Provided records:
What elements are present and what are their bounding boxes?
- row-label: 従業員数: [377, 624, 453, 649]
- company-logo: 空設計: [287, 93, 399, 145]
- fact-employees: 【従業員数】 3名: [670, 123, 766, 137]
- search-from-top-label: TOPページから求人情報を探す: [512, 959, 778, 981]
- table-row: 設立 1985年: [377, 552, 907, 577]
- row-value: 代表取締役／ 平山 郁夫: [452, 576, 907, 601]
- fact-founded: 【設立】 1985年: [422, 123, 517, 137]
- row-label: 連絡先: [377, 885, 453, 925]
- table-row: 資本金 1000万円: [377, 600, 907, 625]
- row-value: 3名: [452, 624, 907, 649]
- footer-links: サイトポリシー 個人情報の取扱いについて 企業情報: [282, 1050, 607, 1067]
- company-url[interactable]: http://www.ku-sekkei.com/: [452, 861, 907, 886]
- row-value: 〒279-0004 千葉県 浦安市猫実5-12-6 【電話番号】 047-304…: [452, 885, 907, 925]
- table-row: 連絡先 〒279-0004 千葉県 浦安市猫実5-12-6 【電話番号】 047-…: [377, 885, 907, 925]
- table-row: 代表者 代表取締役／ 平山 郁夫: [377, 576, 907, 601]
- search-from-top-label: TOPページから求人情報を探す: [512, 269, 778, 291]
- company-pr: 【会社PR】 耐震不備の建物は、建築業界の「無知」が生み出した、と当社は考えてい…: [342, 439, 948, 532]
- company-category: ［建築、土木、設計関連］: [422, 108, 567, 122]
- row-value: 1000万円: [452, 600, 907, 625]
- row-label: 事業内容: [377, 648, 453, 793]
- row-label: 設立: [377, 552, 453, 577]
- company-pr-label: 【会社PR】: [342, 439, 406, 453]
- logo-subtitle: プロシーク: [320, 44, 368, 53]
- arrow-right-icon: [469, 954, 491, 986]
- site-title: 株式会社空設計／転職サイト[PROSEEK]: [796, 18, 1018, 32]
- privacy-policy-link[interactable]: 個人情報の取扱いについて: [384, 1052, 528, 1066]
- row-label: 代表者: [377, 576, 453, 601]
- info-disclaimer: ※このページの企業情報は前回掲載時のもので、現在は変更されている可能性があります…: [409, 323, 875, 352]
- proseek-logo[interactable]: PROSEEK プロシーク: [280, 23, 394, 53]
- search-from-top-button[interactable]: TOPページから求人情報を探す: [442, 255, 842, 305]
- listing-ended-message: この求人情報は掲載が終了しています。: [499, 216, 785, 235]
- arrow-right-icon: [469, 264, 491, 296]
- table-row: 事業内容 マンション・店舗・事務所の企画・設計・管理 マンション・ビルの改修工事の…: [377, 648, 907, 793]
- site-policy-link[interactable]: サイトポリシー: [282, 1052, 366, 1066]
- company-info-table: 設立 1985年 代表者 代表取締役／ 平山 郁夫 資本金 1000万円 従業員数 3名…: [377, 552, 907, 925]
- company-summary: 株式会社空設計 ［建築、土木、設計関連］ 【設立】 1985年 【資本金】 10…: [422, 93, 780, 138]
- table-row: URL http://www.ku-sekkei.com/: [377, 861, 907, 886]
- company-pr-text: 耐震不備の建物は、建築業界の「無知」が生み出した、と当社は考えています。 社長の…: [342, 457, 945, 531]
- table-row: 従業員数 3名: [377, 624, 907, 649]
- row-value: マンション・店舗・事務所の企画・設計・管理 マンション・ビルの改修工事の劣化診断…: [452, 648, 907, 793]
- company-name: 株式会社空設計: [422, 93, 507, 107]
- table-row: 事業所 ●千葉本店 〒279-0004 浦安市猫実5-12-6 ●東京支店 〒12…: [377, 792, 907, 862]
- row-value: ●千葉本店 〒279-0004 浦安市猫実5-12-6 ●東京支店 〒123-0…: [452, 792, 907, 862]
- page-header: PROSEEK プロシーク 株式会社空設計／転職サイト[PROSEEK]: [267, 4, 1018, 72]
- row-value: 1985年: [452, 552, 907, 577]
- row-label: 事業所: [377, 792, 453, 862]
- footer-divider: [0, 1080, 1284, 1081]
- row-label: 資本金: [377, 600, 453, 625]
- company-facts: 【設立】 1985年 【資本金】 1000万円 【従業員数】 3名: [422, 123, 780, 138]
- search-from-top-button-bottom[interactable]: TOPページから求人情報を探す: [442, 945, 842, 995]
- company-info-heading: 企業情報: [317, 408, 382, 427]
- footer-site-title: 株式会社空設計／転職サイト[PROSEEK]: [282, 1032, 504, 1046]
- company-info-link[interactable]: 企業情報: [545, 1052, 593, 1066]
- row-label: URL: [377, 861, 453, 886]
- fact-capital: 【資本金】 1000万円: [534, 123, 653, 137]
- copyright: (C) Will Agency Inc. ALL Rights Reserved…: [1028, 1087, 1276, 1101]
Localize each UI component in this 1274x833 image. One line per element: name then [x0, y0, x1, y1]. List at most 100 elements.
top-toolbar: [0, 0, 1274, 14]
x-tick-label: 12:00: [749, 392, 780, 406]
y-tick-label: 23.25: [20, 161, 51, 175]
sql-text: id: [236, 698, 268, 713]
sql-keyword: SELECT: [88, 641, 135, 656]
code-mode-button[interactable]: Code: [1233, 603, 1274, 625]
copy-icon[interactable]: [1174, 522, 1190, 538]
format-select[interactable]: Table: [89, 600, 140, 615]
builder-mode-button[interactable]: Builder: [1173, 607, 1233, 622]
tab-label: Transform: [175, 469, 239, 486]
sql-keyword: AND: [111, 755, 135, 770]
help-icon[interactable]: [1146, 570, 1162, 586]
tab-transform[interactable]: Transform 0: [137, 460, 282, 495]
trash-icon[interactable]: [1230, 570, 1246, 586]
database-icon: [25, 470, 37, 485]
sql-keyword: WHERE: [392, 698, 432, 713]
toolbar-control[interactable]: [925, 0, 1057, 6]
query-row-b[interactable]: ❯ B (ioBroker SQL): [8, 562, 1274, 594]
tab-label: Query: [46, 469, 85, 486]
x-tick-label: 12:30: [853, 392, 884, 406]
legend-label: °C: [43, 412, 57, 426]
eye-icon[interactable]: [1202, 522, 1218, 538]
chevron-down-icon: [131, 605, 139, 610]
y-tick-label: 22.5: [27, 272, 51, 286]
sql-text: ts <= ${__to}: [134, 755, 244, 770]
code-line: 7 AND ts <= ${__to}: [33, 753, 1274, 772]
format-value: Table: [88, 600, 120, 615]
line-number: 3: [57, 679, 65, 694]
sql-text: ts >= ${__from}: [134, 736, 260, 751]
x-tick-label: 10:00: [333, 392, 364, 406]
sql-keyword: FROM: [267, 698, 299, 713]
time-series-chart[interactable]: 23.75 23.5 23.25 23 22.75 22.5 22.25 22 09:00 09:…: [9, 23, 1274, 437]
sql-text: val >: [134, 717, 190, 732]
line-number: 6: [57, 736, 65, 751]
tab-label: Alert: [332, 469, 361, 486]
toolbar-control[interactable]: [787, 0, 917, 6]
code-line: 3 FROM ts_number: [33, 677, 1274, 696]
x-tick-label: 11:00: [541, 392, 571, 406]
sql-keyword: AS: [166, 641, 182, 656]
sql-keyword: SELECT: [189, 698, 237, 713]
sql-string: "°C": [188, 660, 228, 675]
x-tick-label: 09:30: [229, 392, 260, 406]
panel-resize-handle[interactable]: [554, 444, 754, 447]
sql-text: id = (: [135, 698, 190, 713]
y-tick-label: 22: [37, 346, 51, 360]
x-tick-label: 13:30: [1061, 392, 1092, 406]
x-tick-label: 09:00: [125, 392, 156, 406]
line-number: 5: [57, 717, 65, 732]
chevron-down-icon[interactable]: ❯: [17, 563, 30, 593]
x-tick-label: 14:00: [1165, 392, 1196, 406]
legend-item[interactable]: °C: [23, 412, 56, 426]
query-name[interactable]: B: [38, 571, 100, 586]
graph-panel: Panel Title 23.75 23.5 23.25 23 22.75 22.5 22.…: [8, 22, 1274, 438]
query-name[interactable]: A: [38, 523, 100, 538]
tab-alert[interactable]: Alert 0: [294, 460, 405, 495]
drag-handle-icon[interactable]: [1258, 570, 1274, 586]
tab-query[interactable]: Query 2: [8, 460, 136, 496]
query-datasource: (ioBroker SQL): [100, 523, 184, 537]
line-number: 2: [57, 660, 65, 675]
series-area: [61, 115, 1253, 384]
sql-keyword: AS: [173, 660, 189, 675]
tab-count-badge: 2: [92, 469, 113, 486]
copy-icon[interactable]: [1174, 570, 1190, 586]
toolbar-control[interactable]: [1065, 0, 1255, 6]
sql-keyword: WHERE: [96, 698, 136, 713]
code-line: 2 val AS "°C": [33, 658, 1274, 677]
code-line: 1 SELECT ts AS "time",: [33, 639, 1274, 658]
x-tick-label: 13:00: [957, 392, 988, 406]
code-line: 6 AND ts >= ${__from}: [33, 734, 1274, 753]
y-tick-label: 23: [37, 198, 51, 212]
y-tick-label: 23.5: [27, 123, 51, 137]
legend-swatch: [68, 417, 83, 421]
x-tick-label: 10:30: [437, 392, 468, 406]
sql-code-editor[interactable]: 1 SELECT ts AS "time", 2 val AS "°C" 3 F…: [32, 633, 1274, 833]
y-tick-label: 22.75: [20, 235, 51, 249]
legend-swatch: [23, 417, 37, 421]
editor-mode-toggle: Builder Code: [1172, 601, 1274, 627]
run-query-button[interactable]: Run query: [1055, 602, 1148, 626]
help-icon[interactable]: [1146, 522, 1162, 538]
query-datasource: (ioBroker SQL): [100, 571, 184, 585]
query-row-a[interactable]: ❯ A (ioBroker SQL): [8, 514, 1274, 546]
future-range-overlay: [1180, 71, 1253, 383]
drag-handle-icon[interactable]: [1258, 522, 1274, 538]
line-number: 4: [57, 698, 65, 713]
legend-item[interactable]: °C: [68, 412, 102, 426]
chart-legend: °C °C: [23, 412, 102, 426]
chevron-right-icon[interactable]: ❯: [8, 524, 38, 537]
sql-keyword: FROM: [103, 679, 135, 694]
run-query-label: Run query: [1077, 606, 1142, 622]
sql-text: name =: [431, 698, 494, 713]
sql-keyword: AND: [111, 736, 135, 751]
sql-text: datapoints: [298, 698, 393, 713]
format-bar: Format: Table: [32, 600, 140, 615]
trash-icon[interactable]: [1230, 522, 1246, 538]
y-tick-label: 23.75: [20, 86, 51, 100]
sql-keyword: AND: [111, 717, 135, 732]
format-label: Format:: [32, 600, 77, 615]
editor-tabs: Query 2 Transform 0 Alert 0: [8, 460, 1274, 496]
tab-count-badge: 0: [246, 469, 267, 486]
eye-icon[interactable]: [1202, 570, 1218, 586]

What the exercise asks: Reproduce the records word for word, from the first line through the line containing "- row-value: 3名: [452, 624, 907, 649]".

Response to this exercise:
What elements are present and what are their bounding boxes?
- row-label: 従業員数: [377, 624, 453, 649]
- company-logo: 空設計: [287, 93, 399, 145]
- fact-employees: 【従業員数】 3名: [670, 123, 766, 137]
- search-from-top-label: TOPページから求人情報を探す: [512, 959, 778, 981]
- table-row: 設立 1985年: [377, 552, 907, 577]
- row-value: 代表取締役／ 平山 郁夫: [452, 576, 907, 601]
- fact-founded: 【設立】 1985年: [422, 123, 517, 137]
- row-label: 連絡先: [377, 885, 453, 925]
- table-row: 資本金 1000万円: [377, 600, 907, 625]
- row-value: 3名: [452, 624, 907, 649]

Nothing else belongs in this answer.